— Problem statement —
Your task is to repeat all of the material exactly.

Data extracted from a collection

####

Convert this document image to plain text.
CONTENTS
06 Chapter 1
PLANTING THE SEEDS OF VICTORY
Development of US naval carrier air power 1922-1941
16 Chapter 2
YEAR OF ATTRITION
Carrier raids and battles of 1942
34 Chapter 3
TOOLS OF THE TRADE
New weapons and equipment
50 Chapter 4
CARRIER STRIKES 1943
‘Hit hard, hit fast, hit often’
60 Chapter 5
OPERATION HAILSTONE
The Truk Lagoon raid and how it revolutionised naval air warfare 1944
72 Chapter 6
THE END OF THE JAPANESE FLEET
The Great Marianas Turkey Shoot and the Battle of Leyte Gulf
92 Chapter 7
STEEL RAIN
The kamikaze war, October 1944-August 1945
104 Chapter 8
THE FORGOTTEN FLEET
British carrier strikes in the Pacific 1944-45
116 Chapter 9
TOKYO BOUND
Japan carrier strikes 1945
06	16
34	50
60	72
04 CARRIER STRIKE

####

— Output of the exercise —
Convert this document image to plain text.
CONTENTS
06 Chapter 1
PLANTING THE SEEDS OF VICTORY
Development of US naval carrier air power 1922-1941
16 Chapter 2
YEAR OF ATTRITION
Carrier raids and battles of 1942
34 Chapter 3
TOOLS OF THE TRADE
New weapons and equipment
50 Chapter 4
CARRIER STRIKES 1943
‘Hit hard, hit fast, hit often’
60 Chapter 5
OPERATION HAILSTONE
The Truk Lagoon raid and how it revolutionised naval air warfare 1944
72 Chapter 6
THE END OF THE JAPANESE FLEET
The Great Marianas Turkey Shoot and the Battle of Leyte Gulf
92 Chapter 7
STEEL RAIN
The kamikaze war, October 1944-August 1945
104 Chapter 8
THE FORGOTTEN FLEET
British carrier strikes in the Pacific 1944-45
116 Chapter 9
TOKYO BOUND
Japan carrier strikes 1945
06	16
34	50
60	72
04 CARRIER STRIKE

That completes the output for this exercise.